[Data records]
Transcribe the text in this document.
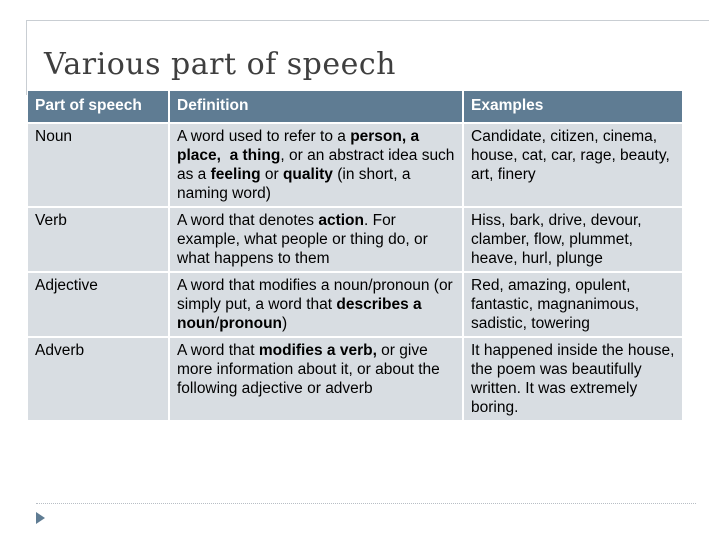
Various part of speech
Part of speech	Definition	Examples
Noun	A word used to refer to a person, a place, a thing, or an abstract idea such as a feeling or quality (in short, a naming word)	Candidate, citizen, cinema, house, cat, car, rage, beauty, art, finery
Verb	A word that denotes action. For example, what people or thing do, or what happens to them	Hiss, bark, drive, devour, clamber, flow, plummet, heave, hurl, plunge
Adjective	A word that modifies a noun/pronoun (or simply put, a word that describes a noun/pronoun)	Red, amazing, opulent, fantastic, magnanimous, sadistic, towering
Adverb	A word that modifies a verb, or give more information about it, or about the following adjective or adverb	It happened inside the house, the poem was beautifully written. It was extremely boring.
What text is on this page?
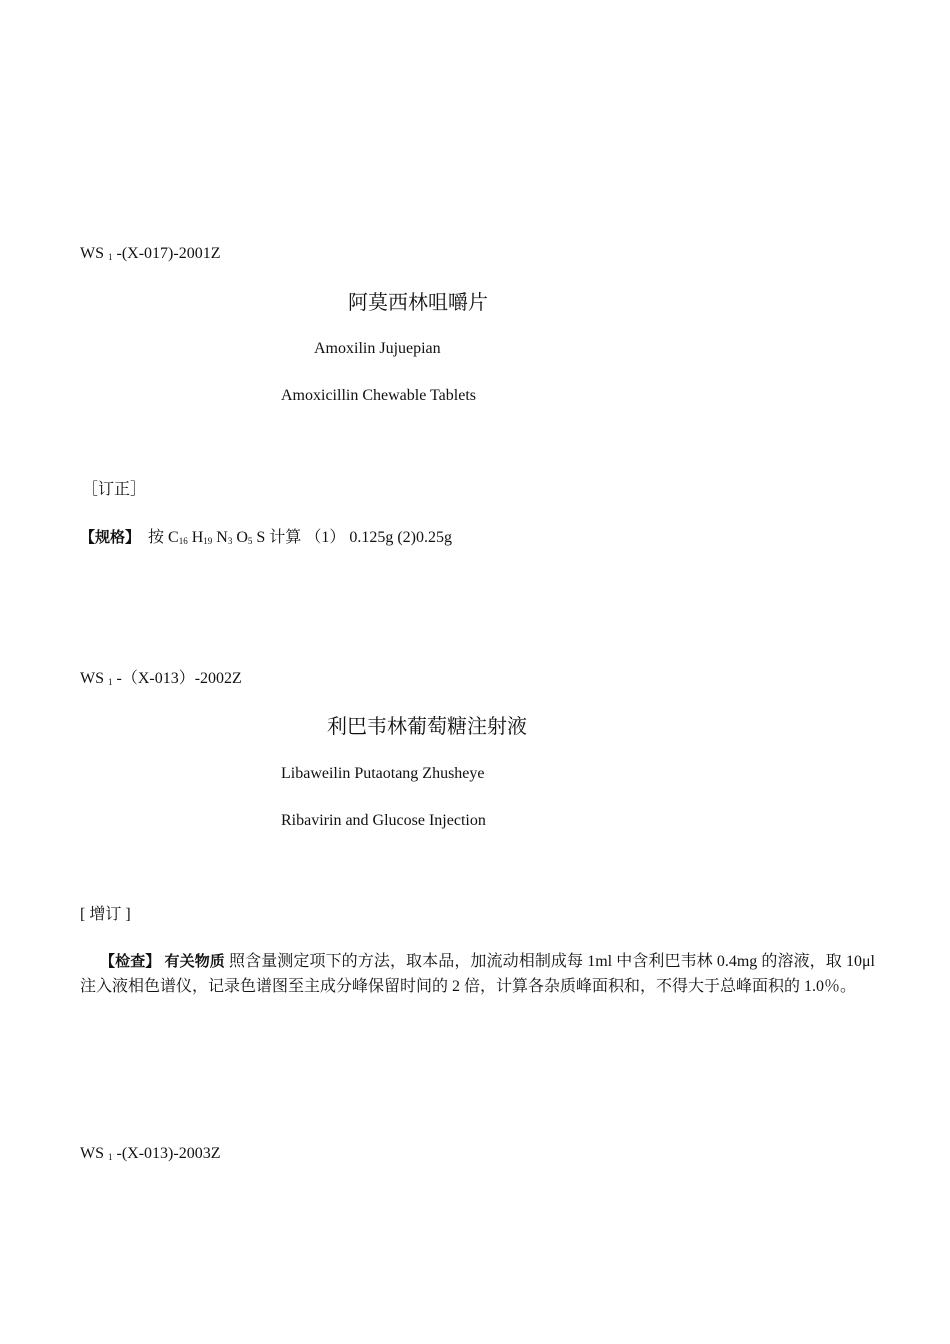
WS $_1$ -(X-017)-2001Z
阿莫西林咀嚼片
Amoxilin Jujuepian
Amoxicillin Chewable Tablets
［订正］
【规格】 按 $C_{16}$ $H_{19}$ $N_3$ $O_5$ S 计算 （1） 0.125g (2)0.25g
WS $_1$ -（X-013）-2002Z
利巴韦林葡萄糖注射液
Libaweilin Putaotang Zhusheye
Ribavirin and Glucose Injection
[ 增订 ]
【检查】 有关物质 照含量测定项下的方法，取本品，加流动相制成每 1ml 中含利巴韦林 0.4mg 的溶液，取 10μl 注入液相色谱仪，记录色谱图至主成分峰保留时间的 2 倍，计算各杂质峰面积和，不得大于总峰面积的 1.0％。
WS $_1$ -(X-013)-2003Z
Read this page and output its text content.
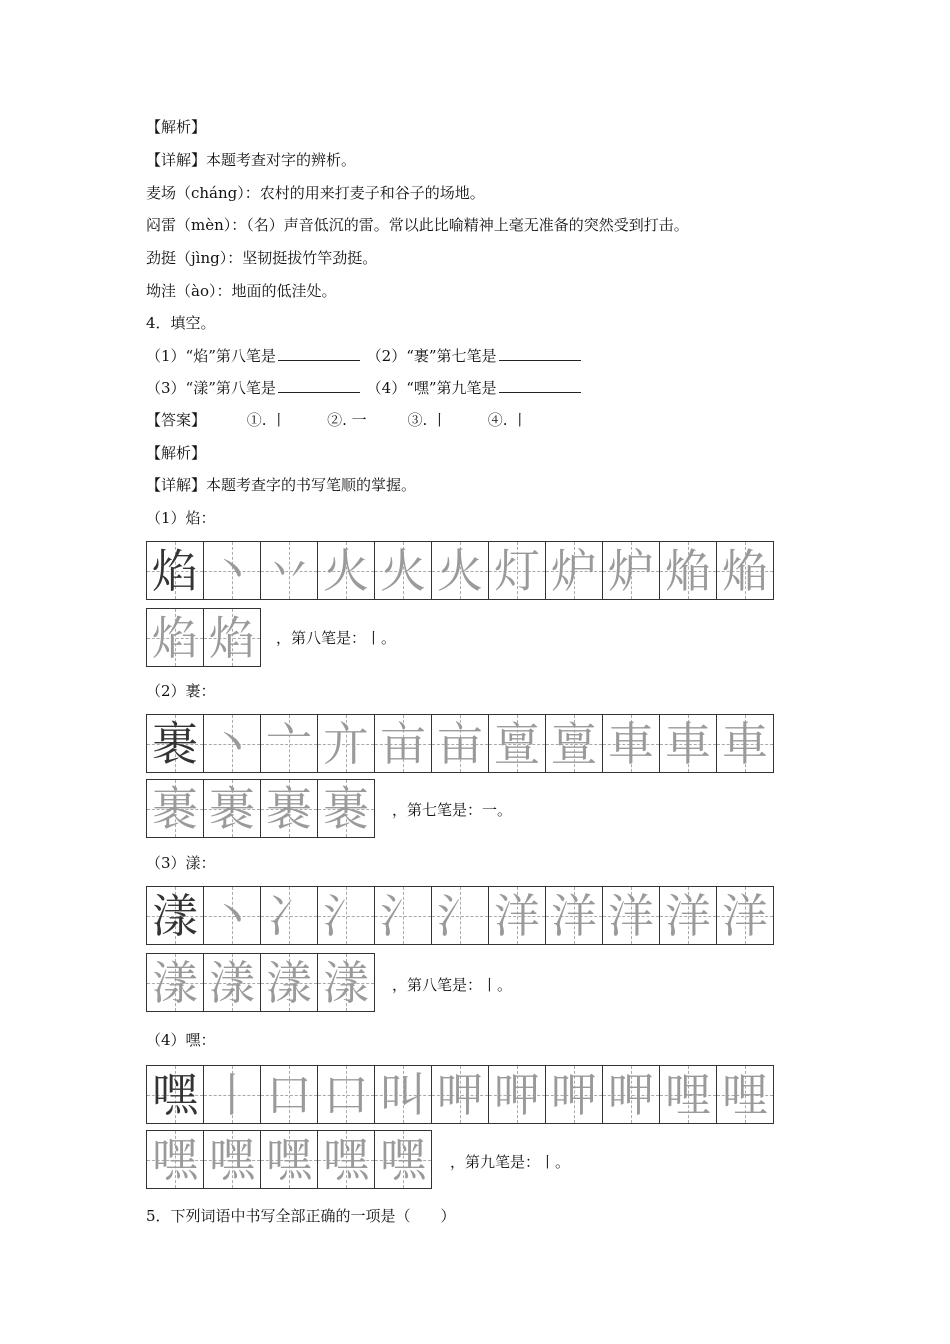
【解析】
【详解】本题考查对字的辨析。
麦场（cháng）：农村的用来打麦子和谷子的场地。
闷雷（mèn）：（名）声音低沉的雷。常以此比喻精神上毫无准备的突然受到打击。
劲挺（jìng）：坚韧挺拔竹竿劲挺。
坳洼（ào）：地面的低洼处。
4．填空。
（1）“焰”第八笔是	（2）“裹”第七笔是
（3）“漾”第八笔是	（4）“嘿”第九笔是
【答案】	①. 丨	②. 一	③. 丨	④. 丨
【解析】
【详解】本题考查字的书写笔顺的掌握。
（1）焰：
焰 丶 丷 火 火 火 灯 炉 炉 焔 焔
焰 焰 ，第八笔是：丨。
（2）裹：
裹 丶 亠 亣 亩 亩 亶 亶 車 車 車
裹 裹 裹 裹 ，第七笔是：一。
（3）漾：
漾 丶 冫 氵 氵 氵 洋 洋 洋 洋 洋
漾 漾 漾 漾 ，第八笔是：丨。
（4）嘿：
嘿 丨 口 口 叫 呷 呷 呷 呷 哩 哩
嘿 嘿 嘿 嘿 嘿 ，第九笔是：丨。
5．下列词语中书写全部正确的一项是（　　）
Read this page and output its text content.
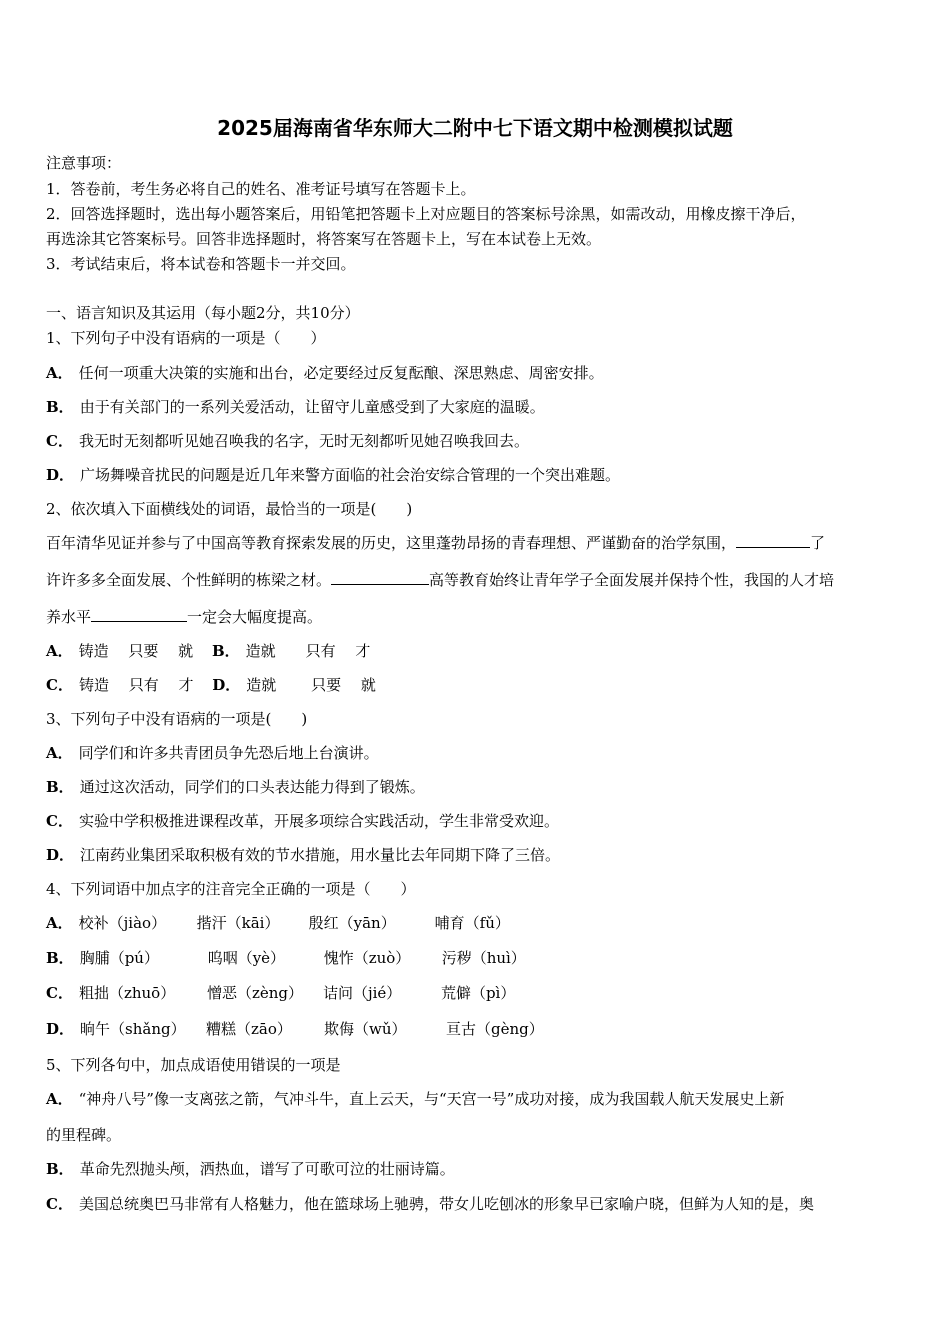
2025届海南省华东师大二附中七下语文期中检测模拟试题
注意事项：
1．答卷前，考生务必将自己的姓名、准考证号填写在答题卡上。
2．回答选择题时，选出每小题答案后，用铅笔把答题卡上对应题目的答案标号涂黑，如需改动，用橡皮擦干净后，
再选涂其它答案标号。回答非选择题时，将答案写在答题卡上，写在本试卷上无效。
3．考试结束后，将本试卷和答题卡一并交回。
一、语言知识及其运用（每小题2分，共10分）
1、下列句子中没有语病的一项是（　　）
A． 任何一项重大决策的实施和出台，必定要经过反复酝酿、深思熟虑、周密安排。
B． 由于有关部门的一系列关爱活动，让留守儿童感受到了大家庭的温暖。
C． 我无时无刻都听见她召唤我的名字，无时无刻都听见她召唤我回去。
D． 广场舞噪音扰民的问题是近几年来警方面临的社会治安综合管理的一个突出难题。
2、依次填入下面横线处的词语，最恰当的一项是(　　)
百年清华见证并参与了中国高等教育探索发展的历史，这里蓬勃昂扬的青春理想、严谨勤奋的治学氛围，	了
许许多多全面发展、个性鲜明的栋梁之材。	高等教育始终让青年学子全面发展并保持个性，我国的人才培
养水平	一定会大幅度提高。
A． 铸造　 只要　 就 B． 造就　　只有　 才
C． 铸造　 只有　 才 D． 造就　　 只要　 就
3、下列句子中没有语病的一项是(　　)
A． 同学们和许多共青团员争先恐后地上台演讲。
B． 通过这次活动，同学们的口头表达能力得到了锻炼。
C． 实验中学积极推进课程改革，开展多项综合实践活动，学生非常受欢迎。
D． 江南药业集团采取积极有效的节水措施，用水量比去年同期下降了三倍。
4、下列词语中加点字的注音完全正确的一项是（　　）
A． 校补（jiào） 揩汗（kāi） 殷红（yān）	哺育（fǔ）
B． 胸脯（pú）	呜咽（yè）	愧怍（zuò） 污秽（huì）
C． 粗拙（zhuō） 憎恶（zèng） 诘问（jié）	荒僻（pì）
D． 晌午（shǎng） 糟糕（zāo） 欺侮（wǔ）	亘古（gèng）
5、下列各句中，加点成语使用错误的一项是
A． “神舟八号”像一支离弦之箭，气冲斗牛，直上云天，与“天宫一号”成功对接，成为我国载人航天发展史上新
的里程碑。
B． 革命先烈抛头颅，洒热血，谱写了可歌可泣的壮丽诗篇。
C． 美国总统奥巴马非常有人格魅力，他在篮球场上驰骋，带女儿吃刨冰的形象早已家喻户晓，但鲜为人知的是，奥
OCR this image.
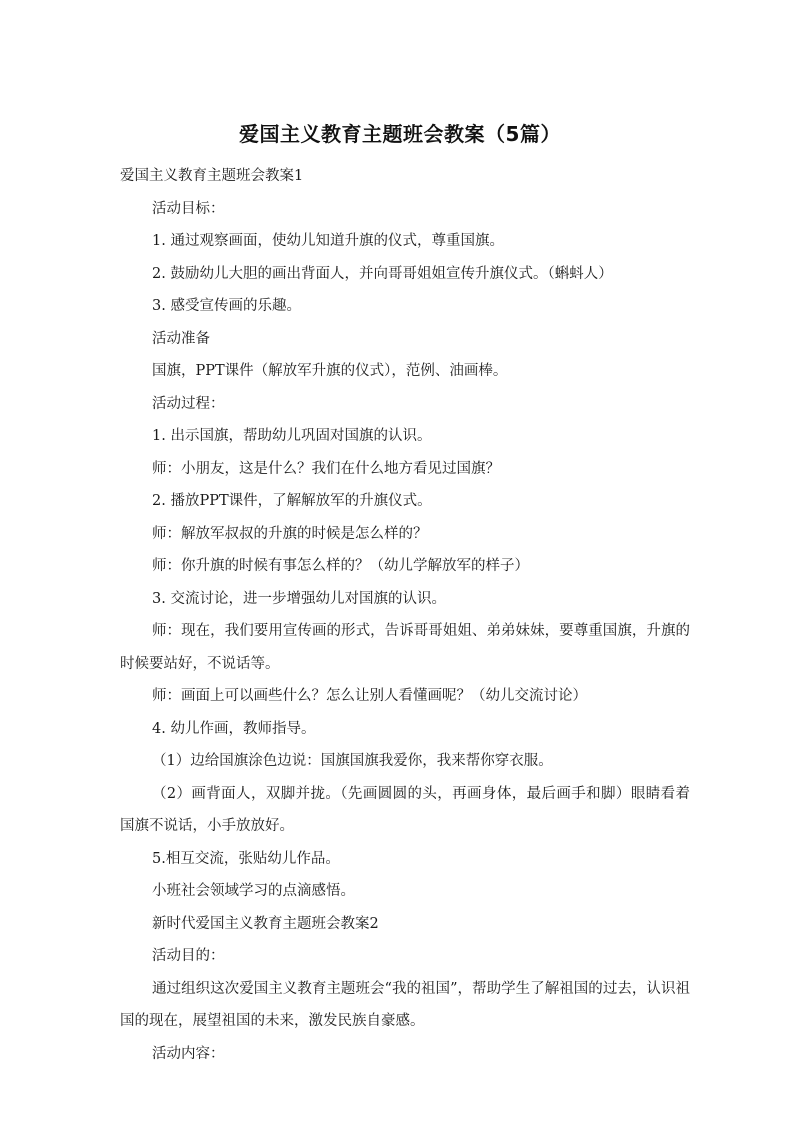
爱国主义教育主题班会教案（5篇）

爱国主义教育主题班会教案1

活动目标：

1. 通过观察画面，使幼儿知道升旗的仪式，尊重国旗。

2. 鼓励幼儿大胆的画出背面人，并向哥哥姐姐宣传升旗仪式。（蝌蚪人）

3. 感受宣传画的乐趣。

活动准备

国旗，PPT课件（解放军升旗的仪式），范例、油画棒。

活动过程：

1. 出示国旗，帮助幼儿巩固对国旗的认识。

师：小朋友，这是什么？我们在什么地方看见过国旗？

2. 播放PPT课件，了解解放军的升旗仪式。

师：解放军叔叔的升旗的时候是怎么样的？

师：你升旗的时候有事怎么样的？（幼儿学解放军的样子）

3. 交流讨论，进一步增强幼儿对国旗的认识。

师：现在，我们要用宣传画的形式，告诉哥哥姐姐、弟弟妹妹，要尊重国旗，升旗的时候要站好，不说话等。

师：画面上可以画些什么？怎么让别人看懂画呢？（幼儿交流讨论）

4. 幼儿作画，教师指导。

（1）边给国旗涂色边说：国旗国旗我爱你，我来帮你穿衣服。

（2）画背面人，双脚并拢。（先画圆圆的头，再画身体，最后画手和脚）眼睛看着国旗不说话，小手放放好。

5.相互交流，张贴幼儿作品。

小班社会领域学习的点滴感悟。

新时代爱国主义教育主题班会教案2

活动目的：

通过组织这次爱国主义教育主题班会“我的祖国”，帮助学生了解祖国的过去，认识祖国的现在，展望祖国的未来，激发民族自豪感。

活动内容：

WRITTEN REQUEST:
Collect from the data above every line that includes "text".

ANSWER FOR THIS EXERCISE:
Transcribe the text in this document.
What text is on this page?
Read this page and output its text content.
Read this page and output its text content.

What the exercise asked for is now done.